=== STATED TASK ===
Report the number of lines containing "Contains", with no other words.

=== RECORDS TO USE ===
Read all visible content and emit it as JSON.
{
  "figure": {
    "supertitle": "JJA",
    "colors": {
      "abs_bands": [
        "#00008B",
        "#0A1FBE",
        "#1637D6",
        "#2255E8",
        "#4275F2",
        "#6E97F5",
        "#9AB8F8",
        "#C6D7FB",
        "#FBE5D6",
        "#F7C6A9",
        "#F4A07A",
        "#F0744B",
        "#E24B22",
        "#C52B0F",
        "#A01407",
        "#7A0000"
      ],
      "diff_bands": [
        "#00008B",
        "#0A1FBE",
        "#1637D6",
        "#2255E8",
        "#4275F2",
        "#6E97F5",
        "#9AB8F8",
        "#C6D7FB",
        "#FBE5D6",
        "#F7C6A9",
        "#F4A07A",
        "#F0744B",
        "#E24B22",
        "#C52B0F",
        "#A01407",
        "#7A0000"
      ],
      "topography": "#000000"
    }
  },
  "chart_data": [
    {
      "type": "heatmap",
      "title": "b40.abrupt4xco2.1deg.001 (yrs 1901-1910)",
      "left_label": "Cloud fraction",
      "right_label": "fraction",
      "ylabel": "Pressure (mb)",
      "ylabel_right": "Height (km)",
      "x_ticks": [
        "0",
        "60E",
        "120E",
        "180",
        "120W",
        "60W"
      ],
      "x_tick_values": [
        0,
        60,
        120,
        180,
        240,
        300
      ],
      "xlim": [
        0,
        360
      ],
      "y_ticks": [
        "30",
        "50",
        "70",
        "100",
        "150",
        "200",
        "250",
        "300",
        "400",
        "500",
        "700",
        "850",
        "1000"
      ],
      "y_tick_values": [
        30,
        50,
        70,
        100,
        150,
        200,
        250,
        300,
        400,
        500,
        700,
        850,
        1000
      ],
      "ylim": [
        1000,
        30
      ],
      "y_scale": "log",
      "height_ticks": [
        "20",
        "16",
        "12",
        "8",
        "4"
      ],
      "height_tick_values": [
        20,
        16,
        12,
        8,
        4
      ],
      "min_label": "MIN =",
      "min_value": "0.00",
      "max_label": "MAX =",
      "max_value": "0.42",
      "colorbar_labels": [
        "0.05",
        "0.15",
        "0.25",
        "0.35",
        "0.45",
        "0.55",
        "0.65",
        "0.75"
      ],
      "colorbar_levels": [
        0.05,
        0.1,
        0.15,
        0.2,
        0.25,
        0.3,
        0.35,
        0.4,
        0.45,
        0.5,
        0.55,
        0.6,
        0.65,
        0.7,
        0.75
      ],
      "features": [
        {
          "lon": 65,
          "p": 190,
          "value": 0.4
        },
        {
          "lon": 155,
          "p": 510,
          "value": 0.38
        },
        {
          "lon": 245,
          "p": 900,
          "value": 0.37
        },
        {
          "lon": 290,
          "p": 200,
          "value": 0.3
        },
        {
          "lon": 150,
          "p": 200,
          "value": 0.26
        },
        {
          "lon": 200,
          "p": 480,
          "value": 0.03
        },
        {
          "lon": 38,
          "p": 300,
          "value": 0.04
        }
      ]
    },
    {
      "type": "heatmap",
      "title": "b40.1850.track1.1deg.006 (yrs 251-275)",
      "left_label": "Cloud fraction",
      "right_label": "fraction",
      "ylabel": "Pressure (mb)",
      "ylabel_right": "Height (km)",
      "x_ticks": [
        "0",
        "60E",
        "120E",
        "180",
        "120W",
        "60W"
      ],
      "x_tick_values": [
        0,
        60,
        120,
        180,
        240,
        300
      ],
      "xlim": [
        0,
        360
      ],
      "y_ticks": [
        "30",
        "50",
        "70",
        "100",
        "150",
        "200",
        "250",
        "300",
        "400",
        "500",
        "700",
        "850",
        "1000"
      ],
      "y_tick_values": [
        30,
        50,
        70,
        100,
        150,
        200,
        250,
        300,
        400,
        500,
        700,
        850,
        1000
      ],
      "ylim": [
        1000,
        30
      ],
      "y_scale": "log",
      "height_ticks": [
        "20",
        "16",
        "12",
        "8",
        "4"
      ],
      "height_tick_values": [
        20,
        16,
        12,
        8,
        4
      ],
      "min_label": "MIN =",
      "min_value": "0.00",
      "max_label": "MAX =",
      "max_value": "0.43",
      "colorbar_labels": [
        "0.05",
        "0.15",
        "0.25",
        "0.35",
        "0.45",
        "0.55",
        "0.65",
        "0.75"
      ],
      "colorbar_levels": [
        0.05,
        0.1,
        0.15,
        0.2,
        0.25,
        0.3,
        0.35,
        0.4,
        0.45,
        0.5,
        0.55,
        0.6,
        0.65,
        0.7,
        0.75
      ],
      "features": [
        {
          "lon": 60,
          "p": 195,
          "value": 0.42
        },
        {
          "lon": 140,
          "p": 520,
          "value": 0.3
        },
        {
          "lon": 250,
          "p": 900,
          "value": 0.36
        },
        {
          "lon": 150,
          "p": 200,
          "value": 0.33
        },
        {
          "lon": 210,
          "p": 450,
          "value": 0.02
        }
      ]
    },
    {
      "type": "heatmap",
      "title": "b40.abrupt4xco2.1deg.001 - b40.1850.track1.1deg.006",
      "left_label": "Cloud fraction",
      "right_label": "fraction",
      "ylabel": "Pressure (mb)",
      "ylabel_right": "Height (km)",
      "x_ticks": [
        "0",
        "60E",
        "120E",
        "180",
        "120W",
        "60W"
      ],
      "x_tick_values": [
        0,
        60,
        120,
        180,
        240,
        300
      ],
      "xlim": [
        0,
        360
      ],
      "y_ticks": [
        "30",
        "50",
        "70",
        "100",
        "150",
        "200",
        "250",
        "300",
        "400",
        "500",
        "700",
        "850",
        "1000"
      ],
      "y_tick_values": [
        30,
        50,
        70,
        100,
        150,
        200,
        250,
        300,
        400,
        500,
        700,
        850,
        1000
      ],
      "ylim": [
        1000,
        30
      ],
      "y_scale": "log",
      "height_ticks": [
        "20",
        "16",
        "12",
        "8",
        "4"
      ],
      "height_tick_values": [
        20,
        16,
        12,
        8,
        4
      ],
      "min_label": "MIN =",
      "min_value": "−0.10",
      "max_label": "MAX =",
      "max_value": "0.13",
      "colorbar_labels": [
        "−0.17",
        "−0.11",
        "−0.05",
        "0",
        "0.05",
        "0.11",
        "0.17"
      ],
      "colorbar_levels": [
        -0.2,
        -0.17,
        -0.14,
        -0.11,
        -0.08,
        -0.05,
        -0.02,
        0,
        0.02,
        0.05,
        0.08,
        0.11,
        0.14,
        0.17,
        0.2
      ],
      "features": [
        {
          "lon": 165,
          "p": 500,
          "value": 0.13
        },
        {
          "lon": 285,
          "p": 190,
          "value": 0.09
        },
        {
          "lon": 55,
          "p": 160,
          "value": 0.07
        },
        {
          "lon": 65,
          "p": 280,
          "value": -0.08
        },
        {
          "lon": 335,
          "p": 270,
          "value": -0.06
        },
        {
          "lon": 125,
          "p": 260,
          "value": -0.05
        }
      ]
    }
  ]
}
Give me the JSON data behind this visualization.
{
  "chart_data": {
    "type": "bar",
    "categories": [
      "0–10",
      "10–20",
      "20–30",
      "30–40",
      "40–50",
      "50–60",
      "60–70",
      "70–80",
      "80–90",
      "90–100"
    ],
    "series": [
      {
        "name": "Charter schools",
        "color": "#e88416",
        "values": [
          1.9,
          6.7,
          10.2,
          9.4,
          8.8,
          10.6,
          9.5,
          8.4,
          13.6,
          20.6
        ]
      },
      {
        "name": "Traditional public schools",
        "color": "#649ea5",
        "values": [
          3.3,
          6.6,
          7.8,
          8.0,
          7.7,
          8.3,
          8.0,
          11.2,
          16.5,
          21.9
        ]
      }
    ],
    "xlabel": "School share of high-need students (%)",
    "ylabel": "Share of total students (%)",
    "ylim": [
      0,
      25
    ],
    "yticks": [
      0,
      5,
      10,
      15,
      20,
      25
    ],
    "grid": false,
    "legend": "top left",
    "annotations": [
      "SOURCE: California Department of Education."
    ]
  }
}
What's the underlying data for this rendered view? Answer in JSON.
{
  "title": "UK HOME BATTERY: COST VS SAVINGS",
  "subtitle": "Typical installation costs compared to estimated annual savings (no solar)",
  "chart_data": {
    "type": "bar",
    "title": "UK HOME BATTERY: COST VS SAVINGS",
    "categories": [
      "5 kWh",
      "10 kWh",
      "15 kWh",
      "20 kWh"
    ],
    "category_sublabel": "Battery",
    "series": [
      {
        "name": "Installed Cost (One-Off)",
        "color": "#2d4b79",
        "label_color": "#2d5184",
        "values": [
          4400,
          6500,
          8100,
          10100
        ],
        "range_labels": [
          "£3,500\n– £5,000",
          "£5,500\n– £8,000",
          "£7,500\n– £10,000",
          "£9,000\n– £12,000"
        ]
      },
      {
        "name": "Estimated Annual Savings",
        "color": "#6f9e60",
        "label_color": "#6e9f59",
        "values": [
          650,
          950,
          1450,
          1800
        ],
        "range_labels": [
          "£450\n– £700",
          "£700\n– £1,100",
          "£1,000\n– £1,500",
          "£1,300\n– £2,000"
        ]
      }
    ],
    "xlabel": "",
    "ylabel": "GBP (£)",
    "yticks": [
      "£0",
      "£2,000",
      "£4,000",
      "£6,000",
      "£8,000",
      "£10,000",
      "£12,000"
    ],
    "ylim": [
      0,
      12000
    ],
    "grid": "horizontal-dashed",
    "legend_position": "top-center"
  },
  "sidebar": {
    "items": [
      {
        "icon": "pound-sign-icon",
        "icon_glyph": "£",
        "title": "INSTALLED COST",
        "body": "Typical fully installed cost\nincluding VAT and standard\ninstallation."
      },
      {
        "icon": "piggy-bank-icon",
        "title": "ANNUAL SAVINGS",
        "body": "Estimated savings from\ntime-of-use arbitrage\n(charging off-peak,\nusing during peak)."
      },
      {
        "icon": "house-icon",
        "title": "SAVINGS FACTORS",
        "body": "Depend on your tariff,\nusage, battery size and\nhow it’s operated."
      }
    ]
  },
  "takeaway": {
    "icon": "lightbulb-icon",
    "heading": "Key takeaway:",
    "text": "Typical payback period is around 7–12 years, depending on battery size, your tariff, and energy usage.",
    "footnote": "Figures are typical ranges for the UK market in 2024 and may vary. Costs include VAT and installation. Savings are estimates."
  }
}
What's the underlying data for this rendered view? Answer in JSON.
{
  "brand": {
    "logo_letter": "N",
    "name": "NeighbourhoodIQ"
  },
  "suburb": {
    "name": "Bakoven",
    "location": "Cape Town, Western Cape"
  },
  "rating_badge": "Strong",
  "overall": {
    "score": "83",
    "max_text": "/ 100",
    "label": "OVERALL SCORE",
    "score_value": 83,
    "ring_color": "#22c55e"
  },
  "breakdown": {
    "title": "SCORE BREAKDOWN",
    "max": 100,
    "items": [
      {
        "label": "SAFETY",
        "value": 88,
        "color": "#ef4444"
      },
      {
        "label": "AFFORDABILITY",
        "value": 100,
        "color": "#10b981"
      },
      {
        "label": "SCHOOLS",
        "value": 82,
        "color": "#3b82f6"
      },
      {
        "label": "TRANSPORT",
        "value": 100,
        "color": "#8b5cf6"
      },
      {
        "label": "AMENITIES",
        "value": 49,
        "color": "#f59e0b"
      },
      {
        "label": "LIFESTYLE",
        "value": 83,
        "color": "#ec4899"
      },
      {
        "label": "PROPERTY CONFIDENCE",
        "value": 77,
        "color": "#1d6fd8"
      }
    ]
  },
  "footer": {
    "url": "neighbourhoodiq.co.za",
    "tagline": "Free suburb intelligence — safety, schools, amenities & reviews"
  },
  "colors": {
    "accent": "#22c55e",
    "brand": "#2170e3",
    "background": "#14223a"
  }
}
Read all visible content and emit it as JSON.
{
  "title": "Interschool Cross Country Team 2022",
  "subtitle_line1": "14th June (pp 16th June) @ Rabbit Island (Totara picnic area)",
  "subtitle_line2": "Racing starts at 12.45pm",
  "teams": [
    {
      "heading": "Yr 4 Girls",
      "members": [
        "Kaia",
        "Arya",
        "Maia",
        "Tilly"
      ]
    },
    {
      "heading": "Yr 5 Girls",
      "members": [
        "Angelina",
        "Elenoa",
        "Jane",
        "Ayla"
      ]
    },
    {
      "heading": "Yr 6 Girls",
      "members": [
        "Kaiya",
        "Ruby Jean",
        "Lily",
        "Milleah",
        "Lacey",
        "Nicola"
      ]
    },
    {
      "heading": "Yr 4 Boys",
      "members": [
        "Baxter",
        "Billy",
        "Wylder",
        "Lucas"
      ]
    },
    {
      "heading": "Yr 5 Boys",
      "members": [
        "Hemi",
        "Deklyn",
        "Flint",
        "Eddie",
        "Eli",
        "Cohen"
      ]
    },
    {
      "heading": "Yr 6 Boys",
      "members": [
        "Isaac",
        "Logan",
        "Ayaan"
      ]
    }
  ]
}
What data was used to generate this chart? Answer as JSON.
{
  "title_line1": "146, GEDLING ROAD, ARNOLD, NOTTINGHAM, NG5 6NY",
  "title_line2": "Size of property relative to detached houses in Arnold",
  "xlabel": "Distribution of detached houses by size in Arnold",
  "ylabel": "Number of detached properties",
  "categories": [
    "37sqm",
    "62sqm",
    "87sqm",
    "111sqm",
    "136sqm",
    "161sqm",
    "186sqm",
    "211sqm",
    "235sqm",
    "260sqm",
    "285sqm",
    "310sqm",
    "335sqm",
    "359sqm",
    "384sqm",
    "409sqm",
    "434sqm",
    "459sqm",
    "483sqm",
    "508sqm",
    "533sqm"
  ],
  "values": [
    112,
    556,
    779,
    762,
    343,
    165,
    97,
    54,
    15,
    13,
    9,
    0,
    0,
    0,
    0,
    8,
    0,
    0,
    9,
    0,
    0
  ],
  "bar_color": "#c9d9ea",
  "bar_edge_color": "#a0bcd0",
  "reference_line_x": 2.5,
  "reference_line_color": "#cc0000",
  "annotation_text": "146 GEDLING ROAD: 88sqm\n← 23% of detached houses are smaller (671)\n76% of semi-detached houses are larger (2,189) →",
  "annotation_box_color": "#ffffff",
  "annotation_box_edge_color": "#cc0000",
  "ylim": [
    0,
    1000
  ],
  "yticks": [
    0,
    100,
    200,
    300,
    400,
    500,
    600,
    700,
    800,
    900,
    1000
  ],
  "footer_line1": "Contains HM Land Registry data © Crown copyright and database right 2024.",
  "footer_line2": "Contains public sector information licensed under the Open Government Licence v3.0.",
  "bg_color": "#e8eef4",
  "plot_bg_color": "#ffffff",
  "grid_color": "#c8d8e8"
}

=== FULL OUTPUT ===
2